## [INSTRUCTIONS TO FOLLOW]
Gather the lines from the material that contain "regime".

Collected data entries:

________________________

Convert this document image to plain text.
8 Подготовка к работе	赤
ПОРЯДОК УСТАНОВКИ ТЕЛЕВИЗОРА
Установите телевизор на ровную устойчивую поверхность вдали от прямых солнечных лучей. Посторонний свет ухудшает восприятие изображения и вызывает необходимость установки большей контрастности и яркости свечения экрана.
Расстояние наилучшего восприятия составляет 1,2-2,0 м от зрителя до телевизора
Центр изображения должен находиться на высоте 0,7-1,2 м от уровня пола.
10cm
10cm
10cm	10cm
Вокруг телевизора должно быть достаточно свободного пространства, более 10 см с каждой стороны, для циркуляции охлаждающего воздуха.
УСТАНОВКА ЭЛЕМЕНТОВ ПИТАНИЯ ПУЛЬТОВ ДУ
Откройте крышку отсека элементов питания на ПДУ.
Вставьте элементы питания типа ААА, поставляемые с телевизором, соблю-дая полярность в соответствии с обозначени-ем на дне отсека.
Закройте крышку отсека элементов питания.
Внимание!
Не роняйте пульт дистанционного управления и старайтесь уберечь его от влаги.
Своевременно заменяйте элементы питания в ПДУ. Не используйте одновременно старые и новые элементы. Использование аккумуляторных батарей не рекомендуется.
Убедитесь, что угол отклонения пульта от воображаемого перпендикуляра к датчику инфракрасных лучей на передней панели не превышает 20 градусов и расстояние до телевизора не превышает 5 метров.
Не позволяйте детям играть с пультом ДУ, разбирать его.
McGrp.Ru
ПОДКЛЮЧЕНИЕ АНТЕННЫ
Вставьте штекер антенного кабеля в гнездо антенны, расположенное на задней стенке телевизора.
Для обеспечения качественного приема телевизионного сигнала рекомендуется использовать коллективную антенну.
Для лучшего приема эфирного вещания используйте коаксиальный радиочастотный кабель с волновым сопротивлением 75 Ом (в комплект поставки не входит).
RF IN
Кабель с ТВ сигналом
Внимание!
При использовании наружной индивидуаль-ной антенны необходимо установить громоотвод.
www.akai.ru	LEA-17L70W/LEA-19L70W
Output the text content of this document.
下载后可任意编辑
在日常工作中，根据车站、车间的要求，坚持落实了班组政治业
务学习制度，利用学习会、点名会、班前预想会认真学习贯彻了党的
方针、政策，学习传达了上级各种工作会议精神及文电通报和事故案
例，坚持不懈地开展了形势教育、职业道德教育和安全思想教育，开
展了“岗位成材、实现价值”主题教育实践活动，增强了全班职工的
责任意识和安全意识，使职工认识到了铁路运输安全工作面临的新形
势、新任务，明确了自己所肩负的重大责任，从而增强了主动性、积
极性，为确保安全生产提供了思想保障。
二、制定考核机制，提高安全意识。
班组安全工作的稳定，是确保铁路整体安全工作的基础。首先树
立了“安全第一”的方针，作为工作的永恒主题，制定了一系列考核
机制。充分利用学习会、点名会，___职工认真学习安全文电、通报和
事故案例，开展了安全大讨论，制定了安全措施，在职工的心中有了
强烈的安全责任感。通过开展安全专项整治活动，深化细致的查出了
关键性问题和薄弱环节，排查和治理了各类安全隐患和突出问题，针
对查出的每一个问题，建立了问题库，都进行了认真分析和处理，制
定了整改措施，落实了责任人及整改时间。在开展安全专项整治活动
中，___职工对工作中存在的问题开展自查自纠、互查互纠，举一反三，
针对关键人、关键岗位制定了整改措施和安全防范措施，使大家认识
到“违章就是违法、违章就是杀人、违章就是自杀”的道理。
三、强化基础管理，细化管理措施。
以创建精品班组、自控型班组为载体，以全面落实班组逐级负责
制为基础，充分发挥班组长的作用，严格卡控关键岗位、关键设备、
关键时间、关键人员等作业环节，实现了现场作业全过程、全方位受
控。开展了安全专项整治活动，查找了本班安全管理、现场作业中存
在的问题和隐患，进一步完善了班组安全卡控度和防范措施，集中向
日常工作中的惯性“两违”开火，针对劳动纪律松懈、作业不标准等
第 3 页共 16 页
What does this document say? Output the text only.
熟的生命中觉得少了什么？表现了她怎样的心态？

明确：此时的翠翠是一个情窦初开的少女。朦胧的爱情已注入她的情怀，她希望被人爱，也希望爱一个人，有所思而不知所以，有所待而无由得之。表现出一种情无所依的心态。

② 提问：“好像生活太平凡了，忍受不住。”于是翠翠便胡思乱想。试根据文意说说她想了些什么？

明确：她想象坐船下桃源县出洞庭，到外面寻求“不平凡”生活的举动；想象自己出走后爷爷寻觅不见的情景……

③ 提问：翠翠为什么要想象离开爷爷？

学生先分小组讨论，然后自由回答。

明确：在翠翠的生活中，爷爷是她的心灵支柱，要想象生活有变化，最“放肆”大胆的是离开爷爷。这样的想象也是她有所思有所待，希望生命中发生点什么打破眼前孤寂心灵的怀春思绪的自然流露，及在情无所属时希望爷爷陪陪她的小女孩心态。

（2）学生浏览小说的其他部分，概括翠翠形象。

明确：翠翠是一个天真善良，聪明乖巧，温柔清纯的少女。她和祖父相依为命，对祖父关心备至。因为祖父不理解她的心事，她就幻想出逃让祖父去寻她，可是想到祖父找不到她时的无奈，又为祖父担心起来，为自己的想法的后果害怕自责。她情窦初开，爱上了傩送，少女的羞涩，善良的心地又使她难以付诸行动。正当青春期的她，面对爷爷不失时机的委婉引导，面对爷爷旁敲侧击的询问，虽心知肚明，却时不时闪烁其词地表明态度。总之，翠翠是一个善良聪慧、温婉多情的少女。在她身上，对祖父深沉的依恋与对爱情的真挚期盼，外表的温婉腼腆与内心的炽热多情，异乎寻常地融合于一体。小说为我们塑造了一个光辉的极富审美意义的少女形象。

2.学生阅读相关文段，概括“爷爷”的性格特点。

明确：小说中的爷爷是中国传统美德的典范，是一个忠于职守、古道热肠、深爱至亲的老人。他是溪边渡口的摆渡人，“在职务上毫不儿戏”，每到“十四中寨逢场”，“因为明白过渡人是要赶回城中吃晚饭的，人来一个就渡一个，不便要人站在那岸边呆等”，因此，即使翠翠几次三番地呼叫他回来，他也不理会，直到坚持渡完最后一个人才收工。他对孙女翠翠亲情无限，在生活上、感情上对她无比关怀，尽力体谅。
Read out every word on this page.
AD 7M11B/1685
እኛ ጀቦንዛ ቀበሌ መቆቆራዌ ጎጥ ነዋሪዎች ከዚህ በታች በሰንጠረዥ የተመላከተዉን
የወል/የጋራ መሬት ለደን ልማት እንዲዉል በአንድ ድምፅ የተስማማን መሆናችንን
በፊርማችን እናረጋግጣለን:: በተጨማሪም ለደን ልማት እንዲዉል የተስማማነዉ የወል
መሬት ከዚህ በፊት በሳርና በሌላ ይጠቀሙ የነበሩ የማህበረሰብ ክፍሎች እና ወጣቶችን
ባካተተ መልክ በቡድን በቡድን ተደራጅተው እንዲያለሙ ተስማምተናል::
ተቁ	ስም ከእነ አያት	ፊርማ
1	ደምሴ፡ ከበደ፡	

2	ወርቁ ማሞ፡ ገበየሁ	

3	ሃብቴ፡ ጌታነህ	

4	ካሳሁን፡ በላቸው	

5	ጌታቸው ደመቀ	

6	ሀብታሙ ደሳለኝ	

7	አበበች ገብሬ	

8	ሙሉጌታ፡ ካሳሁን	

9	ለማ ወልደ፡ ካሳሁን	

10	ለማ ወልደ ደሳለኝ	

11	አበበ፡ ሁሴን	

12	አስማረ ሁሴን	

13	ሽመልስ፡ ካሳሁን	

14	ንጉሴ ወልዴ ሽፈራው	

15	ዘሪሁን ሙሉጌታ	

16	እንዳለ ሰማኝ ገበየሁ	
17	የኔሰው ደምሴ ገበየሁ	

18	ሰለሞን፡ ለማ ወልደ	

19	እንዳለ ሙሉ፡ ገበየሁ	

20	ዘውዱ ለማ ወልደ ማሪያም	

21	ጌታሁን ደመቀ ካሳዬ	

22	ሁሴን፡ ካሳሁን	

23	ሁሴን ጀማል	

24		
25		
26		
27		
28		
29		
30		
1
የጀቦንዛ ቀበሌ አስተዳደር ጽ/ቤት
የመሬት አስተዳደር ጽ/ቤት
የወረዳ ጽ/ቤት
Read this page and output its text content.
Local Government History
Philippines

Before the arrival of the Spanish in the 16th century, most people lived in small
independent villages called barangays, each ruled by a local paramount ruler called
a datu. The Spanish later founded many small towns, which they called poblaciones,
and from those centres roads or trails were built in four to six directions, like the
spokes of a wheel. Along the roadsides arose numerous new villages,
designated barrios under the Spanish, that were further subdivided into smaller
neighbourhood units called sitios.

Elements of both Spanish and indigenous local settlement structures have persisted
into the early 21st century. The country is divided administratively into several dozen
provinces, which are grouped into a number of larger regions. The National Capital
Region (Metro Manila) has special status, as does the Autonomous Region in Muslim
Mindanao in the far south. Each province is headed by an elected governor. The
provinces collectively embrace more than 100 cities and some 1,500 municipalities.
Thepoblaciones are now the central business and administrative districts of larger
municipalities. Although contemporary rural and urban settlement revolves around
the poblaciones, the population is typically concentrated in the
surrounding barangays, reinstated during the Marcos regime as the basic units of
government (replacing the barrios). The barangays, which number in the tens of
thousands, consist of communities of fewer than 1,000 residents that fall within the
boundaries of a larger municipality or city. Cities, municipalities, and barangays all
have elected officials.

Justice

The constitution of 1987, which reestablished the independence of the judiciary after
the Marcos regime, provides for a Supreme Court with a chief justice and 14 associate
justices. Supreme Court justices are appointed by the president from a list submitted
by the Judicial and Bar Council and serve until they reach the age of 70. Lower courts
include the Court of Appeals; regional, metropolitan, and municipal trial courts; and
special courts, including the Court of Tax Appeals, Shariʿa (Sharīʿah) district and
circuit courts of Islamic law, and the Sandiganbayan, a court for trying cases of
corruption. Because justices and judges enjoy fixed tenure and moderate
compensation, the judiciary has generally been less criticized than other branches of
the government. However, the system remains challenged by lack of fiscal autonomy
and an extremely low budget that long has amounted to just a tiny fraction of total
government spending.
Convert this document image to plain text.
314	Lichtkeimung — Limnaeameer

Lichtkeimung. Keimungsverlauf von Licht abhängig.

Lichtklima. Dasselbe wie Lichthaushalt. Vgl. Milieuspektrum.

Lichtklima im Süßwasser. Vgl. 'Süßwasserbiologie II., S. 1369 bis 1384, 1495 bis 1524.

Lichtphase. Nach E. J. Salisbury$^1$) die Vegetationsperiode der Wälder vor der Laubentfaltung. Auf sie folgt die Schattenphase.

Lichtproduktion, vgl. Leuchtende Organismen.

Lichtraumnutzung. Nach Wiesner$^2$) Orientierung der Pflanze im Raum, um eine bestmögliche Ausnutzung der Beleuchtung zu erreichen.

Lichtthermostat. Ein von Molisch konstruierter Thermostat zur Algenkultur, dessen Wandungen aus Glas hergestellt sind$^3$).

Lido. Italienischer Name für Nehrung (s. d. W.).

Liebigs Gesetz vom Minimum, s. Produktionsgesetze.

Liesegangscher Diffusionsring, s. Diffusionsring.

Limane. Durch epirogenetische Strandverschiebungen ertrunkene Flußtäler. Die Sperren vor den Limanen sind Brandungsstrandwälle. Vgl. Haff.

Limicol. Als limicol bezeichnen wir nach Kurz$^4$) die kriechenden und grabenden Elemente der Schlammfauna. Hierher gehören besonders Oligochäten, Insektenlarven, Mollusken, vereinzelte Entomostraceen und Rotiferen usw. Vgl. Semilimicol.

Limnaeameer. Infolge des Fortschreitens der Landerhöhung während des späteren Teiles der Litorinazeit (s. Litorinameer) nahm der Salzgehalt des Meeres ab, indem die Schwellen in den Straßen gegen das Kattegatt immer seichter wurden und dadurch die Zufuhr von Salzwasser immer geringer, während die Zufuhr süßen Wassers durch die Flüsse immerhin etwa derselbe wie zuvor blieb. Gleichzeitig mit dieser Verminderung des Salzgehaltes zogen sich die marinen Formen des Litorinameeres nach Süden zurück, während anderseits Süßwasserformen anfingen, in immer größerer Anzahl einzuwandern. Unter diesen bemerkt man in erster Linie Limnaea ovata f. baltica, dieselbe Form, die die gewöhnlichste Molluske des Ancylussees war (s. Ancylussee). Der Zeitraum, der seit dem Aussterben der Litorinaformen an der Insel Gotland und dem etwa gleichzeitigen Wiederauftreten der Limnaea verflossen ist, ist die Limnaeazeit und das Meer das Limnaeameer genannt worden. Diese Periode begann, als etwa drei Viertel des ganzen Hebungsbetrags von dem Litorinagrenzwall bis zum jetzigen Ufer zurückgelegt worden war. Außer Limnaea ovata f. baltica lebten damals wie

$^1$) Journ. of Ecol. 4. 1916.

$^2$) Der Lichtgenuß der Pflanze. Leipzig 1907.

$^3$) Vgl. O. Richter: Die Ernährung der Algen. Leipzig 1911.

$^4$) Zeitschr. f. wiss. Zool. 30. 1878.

________________________

## [RESULT OF THE EXERCISE]
surrounding barangays, reinstated during the Marcos regime as the basic units of
the Marcos regime, provides for a Supreme Court with a chief justice and 14 associate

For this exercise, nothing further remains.